◆ Data shown:
##########

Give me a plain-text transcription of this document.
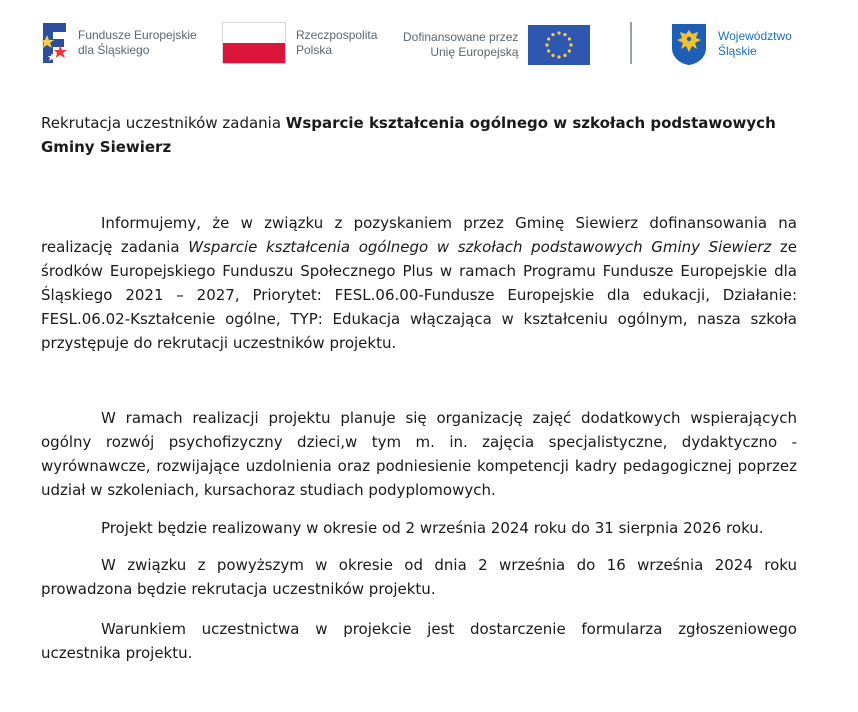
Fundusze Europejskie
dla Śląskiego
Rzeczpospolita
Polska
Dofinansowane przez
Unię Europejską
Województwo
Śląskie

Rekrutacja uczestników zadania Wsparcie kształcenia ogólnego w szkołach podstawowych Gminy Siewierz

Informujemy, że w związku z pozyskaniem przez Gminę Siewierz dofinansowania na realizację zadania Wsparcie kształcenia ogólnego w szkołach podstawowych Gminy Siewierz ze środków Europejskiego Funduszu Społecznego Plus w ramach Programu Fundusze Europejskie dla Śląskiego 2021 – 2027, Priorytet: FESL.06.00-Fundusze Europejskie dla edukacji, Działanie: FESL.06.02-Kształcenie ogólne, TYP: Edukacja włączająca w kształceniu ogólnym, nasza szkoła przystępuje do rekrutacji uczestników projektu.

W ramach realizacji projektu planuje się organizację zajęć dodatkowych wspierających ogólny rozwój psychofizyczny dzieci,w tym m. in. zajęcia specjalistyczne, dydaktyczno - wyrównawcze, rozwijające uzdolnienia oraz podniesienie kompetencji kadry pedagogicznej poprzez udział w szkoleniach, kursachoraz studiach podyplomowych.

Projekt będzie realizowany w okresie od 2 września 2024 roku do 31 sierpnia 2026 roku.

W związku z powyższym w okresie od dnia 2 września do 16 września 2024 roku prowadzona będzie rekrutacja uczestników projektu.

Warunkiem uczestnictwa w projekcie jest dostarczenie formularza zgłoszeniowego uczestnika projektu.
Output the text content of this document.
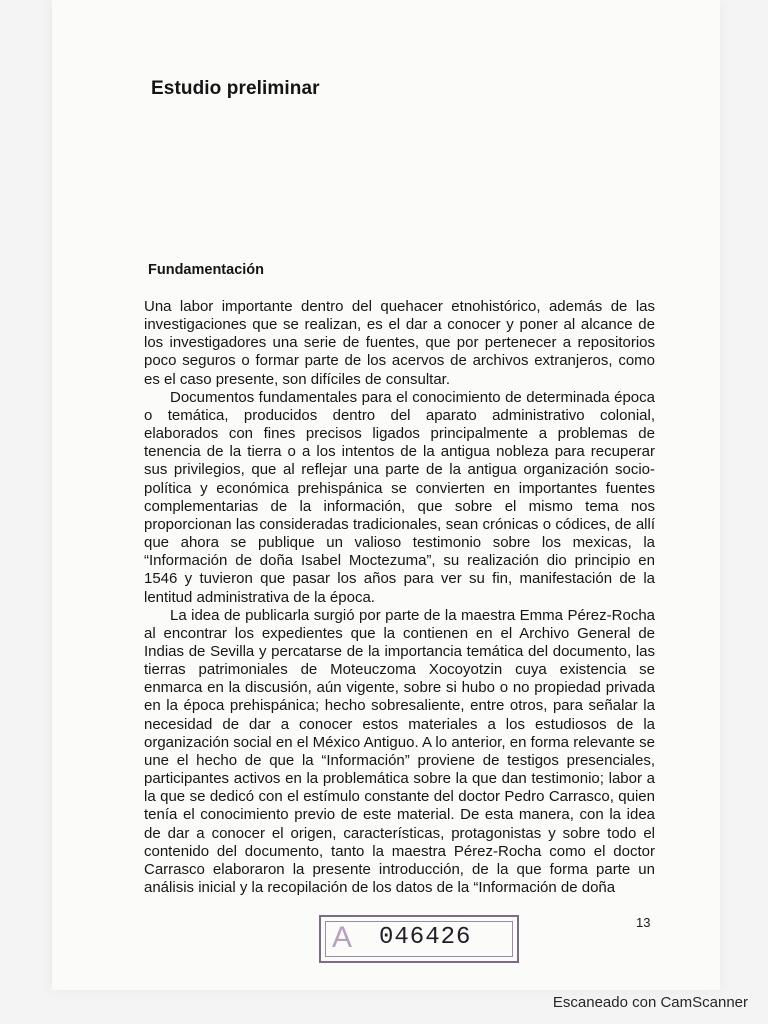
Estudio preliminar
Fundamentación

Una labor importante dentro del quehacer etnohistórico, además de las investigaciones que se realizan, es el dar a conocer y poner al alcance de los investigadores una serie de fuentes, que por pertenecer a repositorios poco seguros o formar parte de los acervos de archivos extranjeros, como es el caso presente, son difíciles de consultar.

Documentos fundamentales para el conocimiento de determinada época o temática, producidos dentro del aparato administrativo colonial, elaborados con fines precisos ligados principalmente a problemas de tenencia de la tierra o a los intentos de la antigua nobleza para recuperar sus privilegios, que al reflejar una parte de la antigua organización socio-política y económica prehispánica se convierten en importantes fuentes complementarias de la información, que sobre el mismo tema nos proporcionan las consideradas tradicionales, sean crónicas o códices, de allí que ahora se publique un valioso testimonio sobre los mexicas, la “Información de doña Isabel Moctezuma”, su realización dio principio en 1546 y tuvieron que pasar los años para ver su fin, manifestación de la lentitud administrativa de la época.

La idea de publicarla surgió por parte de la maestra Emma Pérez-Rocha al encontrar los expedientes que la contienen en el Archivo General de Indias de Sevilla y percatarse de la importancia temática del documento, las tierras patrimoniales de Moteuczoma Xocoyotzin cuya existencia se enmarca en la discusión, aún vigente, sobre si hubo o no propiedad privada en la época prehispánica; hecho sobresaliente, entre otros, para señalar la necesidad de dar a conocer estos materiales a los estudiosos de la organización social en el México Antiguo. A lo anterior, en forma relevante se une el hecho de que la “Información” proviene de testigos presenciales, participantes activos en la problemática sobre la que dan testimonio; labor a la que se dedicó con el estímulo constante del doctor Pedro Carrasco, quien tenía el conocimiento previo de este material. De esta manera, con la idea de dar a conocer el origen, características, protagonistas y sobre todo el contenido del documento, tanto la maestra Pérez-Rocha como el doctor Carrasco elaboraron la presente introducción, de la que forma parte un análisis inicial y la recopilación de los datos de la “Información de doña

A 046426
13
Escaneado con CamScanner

##########

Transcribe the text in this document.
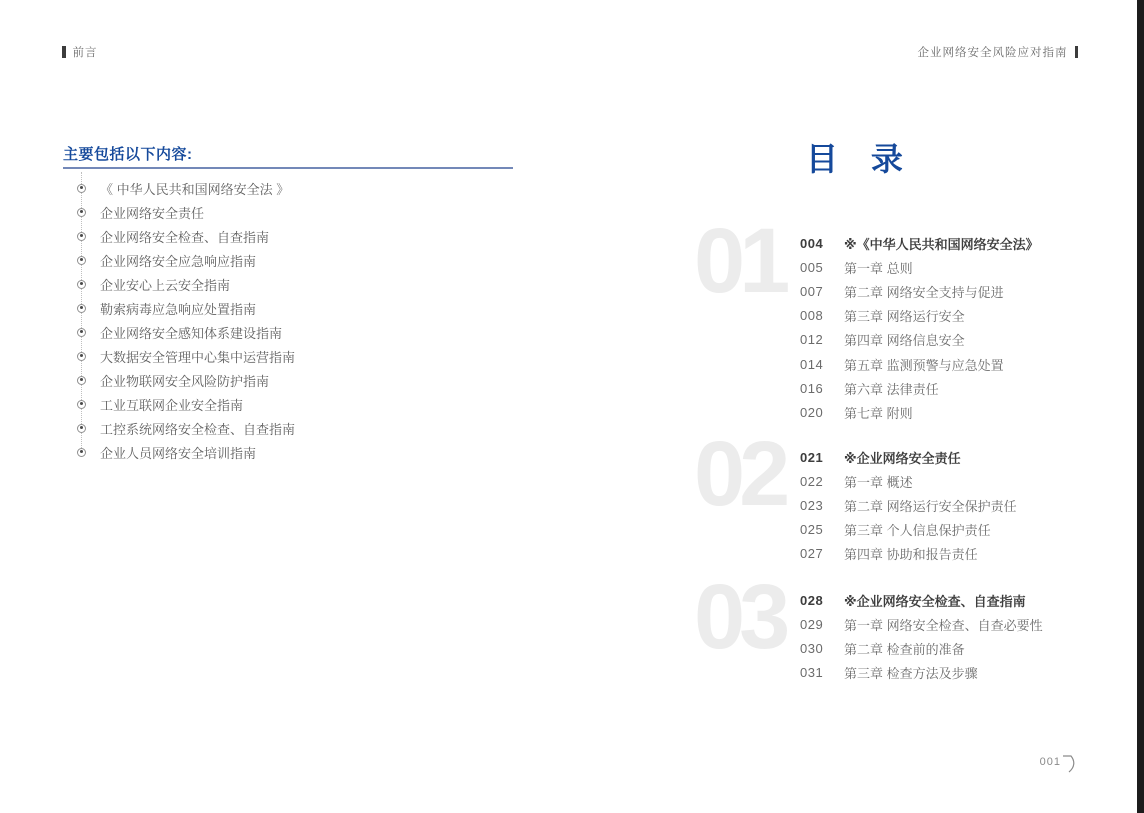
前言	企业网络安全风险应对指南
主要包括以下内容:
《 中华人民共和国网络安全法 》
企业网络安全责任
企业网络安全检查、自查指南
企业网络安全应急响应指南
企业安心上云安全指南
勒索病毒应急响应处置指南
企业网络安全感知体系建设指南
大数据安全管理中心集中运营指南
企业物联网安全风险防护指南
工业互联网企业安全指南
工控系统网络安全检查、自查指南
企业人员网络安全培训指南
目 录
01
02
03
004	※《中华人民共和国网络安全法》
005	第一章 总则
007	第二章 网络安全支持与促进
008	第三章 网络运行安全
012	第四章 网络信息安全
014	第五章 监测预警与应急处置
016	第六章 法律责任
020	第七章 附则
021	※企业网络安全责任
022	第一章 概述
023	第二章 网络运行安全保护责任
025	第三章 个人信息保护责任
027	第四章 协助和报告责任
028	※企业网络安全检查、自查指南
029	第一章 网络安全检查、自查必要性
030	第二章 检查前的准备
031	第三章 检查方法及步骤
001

##########

Select, from the listing, all lines that include the word "września".

◆ Result:
Projekt będzie realizowany w okresie od 2 września 2024 roku do 31 sierpnia 2026 roku.
W związku z powyższym w okresie od dnia 2 września do 16 września 2024 roku prowadzona będzie rekrutacja uczestników projektu.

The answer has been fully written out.